======== Given information

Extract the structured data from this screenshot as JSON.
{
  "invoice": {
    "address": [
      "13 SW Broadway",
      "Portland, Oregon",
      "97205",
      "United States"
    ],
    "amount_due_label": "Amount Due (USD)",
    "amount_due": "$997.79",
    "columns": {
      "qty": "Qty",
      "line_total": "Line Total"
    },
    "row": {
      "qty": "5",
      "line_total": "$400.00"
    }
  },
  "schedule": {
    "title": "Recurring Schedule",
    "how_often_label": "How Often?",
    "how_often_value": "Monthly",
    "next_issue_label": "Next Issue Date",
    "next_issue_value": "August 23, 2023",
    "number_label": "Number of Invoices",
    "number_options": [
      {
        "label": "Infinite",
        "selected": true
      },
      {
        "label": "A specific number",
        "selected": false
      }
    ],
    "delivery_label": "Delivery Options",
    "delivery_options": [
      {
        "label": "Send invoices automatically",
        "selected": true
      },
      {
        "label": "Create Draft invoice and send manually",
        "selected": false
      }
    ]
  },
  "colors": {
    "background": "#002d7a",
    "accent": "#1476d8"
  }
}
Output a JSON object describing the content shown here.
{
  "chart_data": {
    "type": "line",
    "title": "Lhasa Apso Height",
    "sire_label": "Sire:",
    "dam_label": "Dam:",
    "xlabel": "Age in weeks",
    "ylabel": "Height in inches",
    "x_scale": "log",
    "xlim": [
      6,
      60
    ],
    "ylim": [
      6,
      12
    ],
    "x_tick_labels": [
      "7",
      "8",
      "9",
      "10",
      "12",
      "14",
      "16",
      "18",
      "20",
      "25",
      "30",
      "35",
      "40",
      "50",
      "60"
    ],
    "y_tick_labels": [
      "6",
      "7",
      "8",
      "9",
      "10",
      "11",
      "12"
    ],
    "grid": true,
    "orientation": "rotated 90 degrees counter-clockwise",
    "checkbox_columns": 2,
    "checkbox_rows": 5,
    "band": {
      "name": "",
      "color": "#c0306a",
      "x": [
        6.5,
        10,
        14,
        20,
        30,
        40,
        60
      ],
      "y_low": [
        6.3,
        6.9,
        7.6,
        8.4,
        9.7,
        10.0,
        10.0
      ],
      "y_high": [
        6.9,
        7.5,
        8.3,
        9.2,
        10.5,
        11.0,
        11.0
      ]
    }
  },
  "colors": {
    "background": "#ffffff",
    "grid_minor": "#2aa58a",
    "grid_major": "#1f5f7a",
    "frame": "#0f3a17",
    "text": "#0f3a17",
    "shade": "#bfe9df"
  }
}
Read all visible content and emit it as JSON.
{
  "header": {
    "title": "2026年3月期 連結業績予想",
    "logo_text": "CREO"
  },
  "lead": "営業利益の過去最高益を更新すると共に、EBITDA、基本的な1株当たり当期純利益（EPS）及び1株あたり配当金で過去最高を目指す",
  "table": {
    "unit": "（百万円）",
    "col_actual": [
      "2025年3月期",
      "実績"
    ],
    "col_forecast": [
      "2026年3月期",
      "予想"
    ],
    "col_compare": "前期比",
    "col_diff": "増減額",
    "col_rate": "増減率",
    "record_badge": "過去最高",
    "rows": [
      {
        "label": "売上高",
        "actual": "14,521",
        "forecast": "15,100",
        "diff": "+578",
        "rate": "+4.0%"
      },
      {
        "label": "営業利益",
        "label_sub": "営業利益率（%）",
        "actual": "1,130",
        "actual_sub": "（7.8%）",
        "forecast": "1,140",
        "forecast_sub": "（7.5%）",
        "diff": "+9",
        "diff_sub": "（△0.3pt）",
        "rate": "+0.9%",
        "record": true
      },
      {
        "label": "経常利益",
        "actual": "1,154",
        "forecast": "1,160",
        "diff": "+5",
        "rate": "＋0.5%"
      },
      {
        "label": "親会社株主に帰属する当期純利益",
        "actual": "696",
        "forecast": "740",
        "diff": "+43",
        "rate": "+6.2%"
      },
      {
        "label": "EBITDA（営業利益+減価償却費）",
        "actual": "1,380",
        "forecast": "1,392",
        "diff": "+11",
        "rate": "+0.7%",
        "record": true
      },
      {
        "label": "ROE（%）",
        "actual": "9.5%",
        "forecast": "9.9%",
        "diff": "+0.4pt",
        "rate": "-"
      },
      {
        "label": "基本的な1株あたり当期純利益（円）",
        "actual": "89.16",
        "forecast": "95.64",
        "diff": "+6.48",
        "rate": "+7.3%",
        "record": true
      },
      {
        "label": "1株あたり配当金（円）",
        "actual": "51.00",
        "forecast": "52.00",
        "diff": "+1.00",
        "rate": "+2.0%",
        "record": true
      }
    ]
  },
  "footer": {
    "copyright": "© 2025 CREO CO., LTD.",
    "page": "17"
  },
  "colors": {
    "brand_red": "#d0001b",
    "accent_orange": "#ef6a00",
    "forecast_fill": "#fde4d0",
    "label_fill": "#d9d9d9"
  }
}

================

The task =>
Extract the full listing above without alteration.

Expected output =>
Extract the structured data from this screenshot as JSON.
{
  "invoice": {
    "address": [
      "13 SW Broadway",
      "Portland, Oregon",
      "97205",
      "United States"
    ],
    "amount_due_label": "Amount Due (USD)",
    "amount_due": "$997.79",
    "columns": {
      "qty": "Qty",
      "line_total": "Line Total"
    },
    "row": {
      "qty": "5",
      "line_total": "$400.00"
    }
  },
  "schedule": {
    "title": "Recurring Schedule",
    "how_often_label": "How Often?",
    "how_often_value": "Monthly",
    "next_issue_label": "Next Issue Date",
    "next_issue_value": "August 23, 2023",
    "number_label": "Number of Invoices",
    "number_options": [
      {
        "label": "Infinite",
        "selected": true
      },
      {
        "label": "A specific number",
        "selected": false
      }
    ],
    "delivery_label": "Delivery Options",
    "delivery_options": [
      {
        "label": "Send invoices automatically",
        "selected": true
      },
      {
        "label": "Create Draft invoice and send manually",
        "selected": false
      }
    ]
  },
  "colors": {
    "background": "#002d7a",
    "accent": "#1476d8"
  }
}
Output a JSON object describing the content shown here.
{
  "chart_data": {
    "type": "line",
    "title": "Lhasa Apso Height",
    "sire_label": "Sire:",
    "dam_label": "Dam:",
    "xlabel": "Age in weeks",
    "ylabel": "Height in inches",
    "x_scale": "log",
    "xlim": [
      6,
      60
    ],
    "ylim": [
      6,
      12
    ],
    "x_tick_labels": [
      "7",
      "8",
      "9",
      "10",
      "12",
      "14",
      "16",
      "18",
      "20",
      "25",
      "30",
      "35",
      "40",
      "50",
      "60"
    ],
    "y_tick_labels": [
      "6",
      "7",
      "8",
      "9",
      "10",
      "11",
      "12"
    ],
    "grid": true,
    "orientation": "rotated 90 degrees counter-clockwise",
    "checkbox_columns": 2,
    "checkbox_rows": 5,
    "band": {
      "name": "",
      "color": "#c0306a",
      "x": [
        6.5,
        10,
        14,
        20,
        30,
        40,
        60
      ],
      "y_low": [
        6.3,
        6.9,
        7.6,
        8.4,
        9.7,
        10.0,
        10.0
      ],
      "y_high": [
        6.9,
        7.5,
        8.3,
        9.2,
        10.5,
        11.0,
        11.0
      ]
    }
  },
  "colors": {
    "background": "#ffffff",
    "grid_minor": "#2aa58a",
    "grid_major": "#1f5f7a",
    "frame": "#0f3a17",
    "text": "#0f3a17",
    "shade": "#bfe9df"
  }
}
Read all visible content and emit it as JSON.
{
  "header": {
    "title": "2026年3月期 連結業績予想",
    "logo_text": "CREO"
  },
  "lead": "営業利益の過去最高益を更新すると共に、EBITDA、基本的な1株当たり当期純利益（EPS）及び1株あたり配当金で過去最高を目指す",
  "table": {
    "unit": "（百万円）",
    "col_actual": [
      "2025年3月期",
      "実績"
    ],
    "col_forecast": [
      "2026年3月期",
      "予想"
    ],
    "col_compare": "前期比",
    "col_diff": "増減額",
    "col_rate": "増減率",
    "record_badge": "過去最高",
    "rows": [
      {
        "label": "売上高",
        "actual": "14,521",
        "forecast": "15,100",
        "diff": "+578",
        "rate": "+4.0%"
      },
      {
        "label": "営業利益",
        "label_sub": "営業利益率（%）",
        "actual": "1,130",
        "actual_sub": "（7.8%）",
        "forecast": "1,140",
        "forecast_sub": "（7.5%）",
        "diff": "+9",
        "diff_sub": "（△0.3pt）",
        "rate": "+0.9%",
        "record": true
      },
      {
        "label": "経常利益",
        "actual": "1,154",
        "forecast": "1,160",
        "diff": "+5",
        "rate": "＋0.5%"
      },
      {
        "label": "親会社株主に帰属する当期純利益",
        "actual": "696",
        "forecast": "740",
        "diff": "+43",
        "rate": "+6.2%"
      },
      {
        "label": "EBITDA（営業利益+減価償却費）",
        "actual": "1,380",
        "forecast": "1,392",
        "diff": "+11",
        "rate": "+0.7%",
        "record": true
      },
      {
        "label": "ROE（%）",
        "actual": "9.5%",
        "forecast": "9.9%",
        "diff": "+0.4pt",
        "rate": "-"
      },
      {
        "label": "基本的な1株あたり当期純利益（円）",
        "actual": "89.16",
        "forecast": "95.64",
        "diff": "+6.48",
        "rate": "+7.3%",
        "record": true
      },
      {
        "label": "1株あたり配当金（円）",
        "actual": "51.00",
        "forecast": "52.00",
        "diff": "+1.00",
        "rate": "+2.0%",
        "record": true
      }
    ]
  },
  "footer": {
    "copyright": "© 2025 CREO CO., LTD.",
    "page": "17"
  },
  "colors": {
    "brand_red": "#d0001b",
    "accent_orange": "#ef6a00",
    "forecast_fill": "#fde4d0",
    "label_fill": "#d9d9d9"
  }
}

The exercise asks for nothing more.